→ **TASK**: Gather, from the listing beneath this task, every line holding the string "although".

→ **AVAILABLE DATA**:
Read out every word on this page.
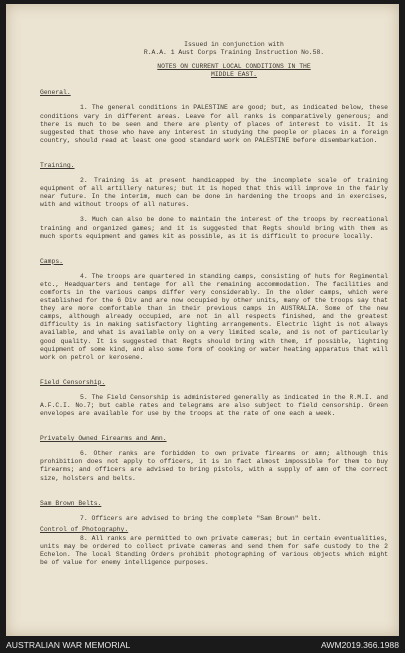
Issued in conjunction with
R.A.A. 1 Aust Corps Training Instruction No.58.
NOTES ON CURRENT LOCAL CONDITIONS IN THE
MIDDLE EAST.
General.

1. The general conditions in PALESTINE are good; but, as indicated below, these conditions vary in different areas. Leave for all ranks is comparatively generous; and there is much to be seen and there are plenty of places of interest to visit. It is suggested that those who have any interest in studying the people or places in a foreign country, should read at least one good standard work on PALESTINE before disembarkation.

Training.

2. Training is at present handicapped by the incomplete scale of training equipment of all artillery natures; but it is hoped that this will improve in the fairly near future. In the interim, much can be done in hardening the troops and in exercises, with and without troops of all natures.

3. Much can also be done to maintain the interest of the troops by recreational training and organized games; and it is suggested that Regts should bring with them as much sports equipment and games kit as possible, as it is difficult to procure locally.

Camps.

4. The troops are quartered in standing camps, consisting of huts for Regimental etc., Headquarters and tentage for all the remaining accommodation. The facilities and comforts in the various camps differ very considerably. In the older camps, which were established for the 6 Div and are now occupied by other units, many of the troops say that they are more comfortable than in their previous camps in AUSTRALIA. Some of the new camps, although already occupied, are not in all respects finished, and the greatest difficulty is in making satisfactory lighting arrangements. Electric light is not always available, and what is available only on a very limited scale, and is not of particularly good quality. It is suggested that Regts should bring with them, if possible, lighting equipment of some kind, and also some form of cooking or water heating apparatus that will work on petrol or kerosene.

Field Censorship.

5. The Field Censorship is administered generally as indicated in the R.M.I. and A.F.C.I. No.7; but cable rates and telegrams are also subject to field censorship. Green envelopes are available for use by the troops at the rate of one each a week.

Privately Owned Firearms and Amn.

6. Other ranks are forbidden to own private firearms or amn; although this prohibition does not apply to officers, it is in fact almost impossible for them to buy firearms; and officers are advised to bring pistols, with a supply of amn of the correct size, holsters and belts.

Sam Brown Belts.

7. Officers are advised to bring the complete "Sam Brown" belt.

Control of Photography.

8. All ranks are permitted to own private cameras; but in certain eventualities, units may be ordered to collect private cameras and send them for safe custody to the 2 Echelon. The local Standing Orders prohibit photographing of various objects which might be of value for enemy intelligence purposes.

AUSTRALIAN WAR MEMORIAL	AWM2019.366.1988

→ **OUTPUT OF THE EXERCISE**:
4. The troops are quartered in standing camps, consisting of huts for Regimental etc., Headquarters and tentage for all the remaining accommodation. The facilities and comforts in the various camps differ very considerably. In the older camps, which were established for the 6 Div and are now occupied by other units, many of the troops say that they are more comfortable than in their previous camps in AUSTRALIA. Some of the new camps, although already occupied, are not in all respects finished, and the greatest difficulty is in making satisfactory lighting arrangements. Electric light is not always available, and what is available only on a very limited scale, and is not of particularly good quality. It is suggested that Regts should bring with them, if possible, lighting equipment of some kind, and also some form of cooking or water heating apparatus that will work on petrol or kerosene.
6. Other ranks are forbidden to own private firearms or amn; although this prohibition does not apply to officers, it is in fact almost impossible for them to buy firearms; and officers are advised to bring pistols, with a supply of amn of the correct size, holsters and belts.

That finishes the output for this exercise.